Figure collection entries
-.-.-

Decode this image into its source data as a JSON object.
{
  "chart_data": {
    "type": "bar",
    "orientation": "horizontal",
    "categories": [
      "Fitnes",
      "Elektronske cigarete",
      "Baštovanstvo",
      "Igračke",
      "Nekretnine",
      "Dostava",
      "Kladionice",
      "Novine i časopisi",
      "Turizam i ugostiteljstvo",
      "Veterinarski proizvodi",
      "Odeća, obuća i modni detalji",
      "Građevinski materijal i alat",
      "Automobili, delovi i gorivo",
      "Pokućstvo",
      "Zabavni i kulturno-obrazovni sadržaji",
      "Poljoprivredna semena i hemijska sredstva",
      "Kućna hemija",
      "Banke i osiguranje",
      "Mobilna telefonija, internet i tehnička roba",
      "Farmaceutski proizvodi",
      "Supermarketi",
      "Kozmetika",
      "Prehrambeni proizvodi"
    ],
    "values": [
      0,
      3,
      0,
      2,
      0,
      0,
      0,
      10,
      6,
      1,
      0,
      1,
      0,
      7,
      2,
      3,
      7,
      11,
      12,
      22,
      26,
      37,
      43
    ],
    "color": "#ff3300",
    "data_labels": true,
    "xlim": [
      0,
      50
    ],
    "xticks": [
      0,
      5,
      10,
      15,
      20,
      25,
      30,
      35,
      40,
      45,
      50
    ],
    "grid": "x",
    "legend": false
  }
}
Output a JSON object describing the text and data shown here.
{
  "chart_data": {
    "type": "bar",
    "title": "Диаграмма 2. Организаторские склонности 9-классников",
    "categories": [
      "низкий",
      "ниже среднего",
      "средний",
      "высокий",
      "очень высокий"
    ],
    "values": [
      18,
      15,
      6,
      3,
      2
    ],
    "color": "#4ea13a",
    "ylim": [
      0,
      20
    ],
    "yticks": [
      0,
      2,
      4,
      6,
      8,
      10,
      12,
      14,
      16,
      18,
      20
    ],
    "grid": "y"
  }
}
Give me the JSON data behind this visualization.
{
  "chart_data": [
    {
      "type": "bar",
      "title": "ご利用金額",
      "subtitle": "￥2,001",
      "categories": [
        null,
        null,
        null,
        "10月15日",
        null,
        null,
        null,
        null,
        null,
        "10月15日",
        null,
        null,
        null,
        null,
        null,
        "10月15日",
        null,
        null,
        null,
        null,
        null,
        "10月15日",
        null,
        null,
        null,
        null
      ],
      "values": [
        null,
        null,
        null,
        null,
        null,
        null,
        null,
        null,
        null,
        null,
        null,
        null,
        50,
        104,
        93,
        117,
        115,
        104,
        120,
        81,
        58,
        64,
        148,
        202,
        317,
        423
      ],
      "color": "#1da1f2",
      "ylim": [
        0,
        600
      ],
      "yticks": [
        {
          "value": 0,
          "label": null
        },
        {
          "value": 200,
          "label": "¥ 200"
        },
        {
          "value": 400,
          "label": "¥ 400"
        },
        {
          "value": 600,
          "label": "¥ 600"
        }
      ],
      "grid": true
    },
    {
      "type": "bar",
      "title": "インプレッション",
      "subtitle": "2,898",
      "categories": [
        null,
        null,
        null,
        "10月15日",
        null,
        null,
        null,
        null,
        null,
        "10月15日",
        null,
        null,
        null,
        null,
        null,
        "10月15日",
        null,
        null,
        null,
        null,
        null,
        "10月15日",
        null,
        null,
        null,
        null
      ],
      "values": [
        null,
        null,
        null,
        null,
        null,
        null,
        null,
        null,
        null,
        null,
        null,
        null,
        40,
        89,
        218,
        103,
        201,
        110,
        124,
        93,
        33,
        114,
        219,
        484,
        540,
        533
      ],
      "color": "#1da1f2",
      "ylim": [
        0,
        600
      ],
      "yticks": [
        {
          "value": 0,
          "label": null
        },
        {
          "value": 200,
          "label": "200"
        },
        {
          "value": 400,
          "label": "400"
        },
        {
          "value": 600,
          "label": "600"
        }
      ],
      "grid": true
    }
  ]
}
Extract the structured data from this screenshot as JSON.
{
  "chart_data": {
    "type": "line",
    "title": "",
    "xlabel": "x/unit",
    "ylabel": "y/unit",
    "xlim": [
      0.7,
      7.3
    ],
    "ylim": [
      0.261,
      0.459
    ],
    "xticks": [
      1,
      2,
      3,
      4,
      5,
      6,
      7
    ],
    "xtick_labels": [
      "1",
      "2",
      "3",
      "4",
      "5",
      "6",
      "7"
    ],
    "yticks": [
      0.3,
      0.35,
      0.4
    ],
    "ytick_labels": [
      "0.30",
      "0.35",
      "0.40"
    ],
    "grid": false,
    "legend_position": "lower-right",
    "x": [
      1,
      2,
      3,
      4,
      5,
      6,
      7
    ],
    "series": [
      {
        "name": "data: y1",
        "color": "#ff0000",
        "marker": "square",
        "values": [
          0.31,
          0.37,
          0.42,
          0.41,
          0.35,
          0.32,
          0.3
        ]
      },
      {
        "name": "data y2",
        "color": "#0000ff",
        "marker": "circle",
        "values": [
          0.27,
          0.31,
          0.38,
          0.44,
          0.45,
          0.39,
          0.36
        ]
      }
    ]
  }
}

-.-.-

Task to complete
Pick out each line containing "this" and report it.

Full response
Decode this image into its source data as a JSON object.
Give me the JSON data behind this visualization.
Extract the structured data from this screenshot as JSON.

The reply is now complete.